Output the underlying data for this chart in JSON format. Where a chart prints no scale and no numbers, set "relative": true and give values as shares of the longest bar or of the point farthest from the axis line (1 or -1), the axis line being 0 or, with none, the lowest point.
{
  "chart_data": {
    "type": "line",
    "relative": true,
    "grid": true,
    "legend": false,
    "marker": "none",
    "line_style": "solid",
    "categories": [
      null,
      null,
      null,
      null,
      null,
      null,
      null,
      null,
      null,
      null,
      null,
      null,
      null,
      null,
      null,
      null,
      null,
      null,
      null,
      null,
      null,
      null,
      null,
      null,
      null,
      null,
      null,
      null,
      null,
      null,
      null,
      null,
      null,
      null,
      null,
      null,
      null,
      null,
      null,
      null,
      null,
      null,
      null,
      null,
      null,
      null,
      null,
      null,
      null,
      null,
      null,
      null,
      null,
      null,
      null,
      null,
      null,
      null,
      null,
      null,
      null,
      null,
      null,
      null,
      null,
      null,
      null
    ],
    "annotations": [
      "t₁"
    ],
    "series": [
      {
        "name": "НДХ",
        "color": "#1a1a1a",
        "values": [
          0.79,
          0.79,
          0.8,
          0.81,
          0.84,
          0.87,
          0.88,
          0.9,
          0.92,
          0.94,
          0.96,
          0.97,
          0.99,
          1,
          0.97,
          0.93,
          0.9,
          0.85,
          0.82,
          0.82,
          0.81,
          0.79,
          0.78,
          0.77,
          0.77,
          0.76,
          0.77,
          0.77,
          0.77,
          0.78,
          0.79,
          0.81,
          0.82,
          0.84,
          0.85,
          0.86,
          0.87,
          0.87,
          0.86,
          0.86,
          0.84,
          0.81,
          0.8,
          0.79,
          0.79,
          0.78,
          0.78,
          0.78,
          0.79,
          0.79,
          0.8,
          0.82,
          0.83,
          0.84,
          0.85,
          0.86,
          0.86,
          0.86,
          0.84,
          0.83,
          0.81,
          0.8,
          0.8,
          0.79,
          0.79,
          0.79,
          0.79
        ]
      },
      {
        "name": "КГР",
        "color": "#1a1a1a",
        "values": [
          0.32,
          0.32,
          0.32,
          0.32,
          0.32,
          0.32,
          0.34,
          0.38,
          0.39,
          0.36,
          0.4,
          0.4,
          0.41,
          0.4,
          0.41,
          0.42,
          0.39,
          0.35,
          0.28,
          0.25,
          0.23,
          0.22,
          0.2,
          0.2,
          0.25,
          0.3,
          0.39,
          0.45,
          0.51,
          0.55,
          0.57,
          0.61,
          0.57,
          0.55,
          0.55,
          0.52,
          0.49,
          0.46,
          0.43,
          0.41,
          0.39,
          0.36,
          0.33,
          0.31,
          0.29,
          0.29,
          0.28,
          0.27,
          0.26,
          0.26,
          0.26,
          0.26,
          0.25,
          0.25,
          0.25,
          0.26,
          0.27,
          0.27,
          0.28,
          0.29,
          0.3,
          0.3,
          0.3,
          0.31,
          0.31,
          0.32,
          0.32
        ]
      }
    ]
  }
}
━━━━
Without leaving anything out, give the entries again exactly.

• _Correct output_:
Output the underlying data for this chart in JSON format. Where a chart prints no scale and no numbers, set "relative": true and give values as shares of the longest bar or of the point farthest from the axis line (1 or -1), the axis line being 0 or, with none, the lowest point.
{
  "chart_data": {
    "type": "line",
    "relative": true,
    "grid": true,
    "legend": false,
    "marker": "none",
    "line_style": "solid",
    "categories": [
      null,
      null,
      null,
      null,
      null,
      null,
      null,
      null,
      null,
      null,
      null,
      null,
      null,
      null,
      null,
      null,
      null,
      null,
      null,
      null,
      null,
      null,
      null,
      null,
      null,
      null,
      null,
      null,
      null,
      null,
      null,
      null,
      null,
      null,
      null,
      null,
      null,
      null,
      null,
      null,
      null,
      null,
      null,
      null,
      null,
      null,
      null,
      null,
      null,
      null,
      null,
      null,
      null,
      null,
      null,
      null,
      null,
      null,
      null,
      null,
      null,
      null,
      null,
      null,
      null,
      null,
      null
    ],
    "annotations": [
      "t₁"
    ],
    "series": [
      {
        "name": "НДХ",
        "color": "#1a1a1a",
        "values": [
          0.79,
          0.79,
          0.8,
          0.81,
          0.84,
          0.87,
          0.88,
          0.9,
          0.92,
          0.94,
          0.96,
          0.97,
          0.99,
          1,
          0.97,
          0.93,
          0.9,
          0.85,
          0.82,
          0.82,
          0.81,
          0.79,
          0.78,
          0.77,
          0.77,
          0.76,
          0.77,
          0.77,
          0.77,
          0.78,
          0.79,
          0.81,
          0.82,
          0.84,
          0.85,
          0.86,
          0.87,
          0.87,
          0.86,
          0.86,
          0.84,
          0.81,
          0.8,
          0.79,
          0.79,
          0.78,
          0.78,
          0.78,
          0.79,
          0.79,
          0.8,
          0.82,
          0.83,
          0.84,
          0.85,
          0.86,
          0.86,
          0.86,
          0.84,
          0.83,
          0.81,
          0.8,
          0.8,
          0.79,
          0.79,
          0.79,
          0.79
        ]
      },
      {
        "name": "КГР",
        "color": "#1a1a1a",
        "values": [
          0.32,
          0.32,
          0.32,
          0.32,
          0.32,
          0.32,
          0.34,
          0.38,
          0.39,
          0.36,
          0.4,
          0.4,
          0.41,
          0.4,
          0.41,
          0.42,
          0.39,
          0.35,
          0.28,
          0.25,
          0.23,
          0.22,
          0.2,
          0.2,
          0.25,
          0.3,
          0.39,
          0.45,
          0.51,
          0.55,
          0.57,
          0.61,
          0.57,
          0.55,
          0.55,
          0.52,
          0.49,
          0.46,
          0.43,
          0.41,
          0.39,
          0.36,
          0.33,
          0.31,
          0.29,
          0.29,
          0.28,
          0.27,
          0.26,
          0.26,
          0.26,
          0.26,
          0.25,
          0.25,
          0.25,
          0.26,
          0.27,
          0.27,
          0.28,
          0.29,
          0.3,
          0.3,
          0.3,
          0.31,
          0.31,
          0.32,
          0.32
        ]
      }
    ]
  }
}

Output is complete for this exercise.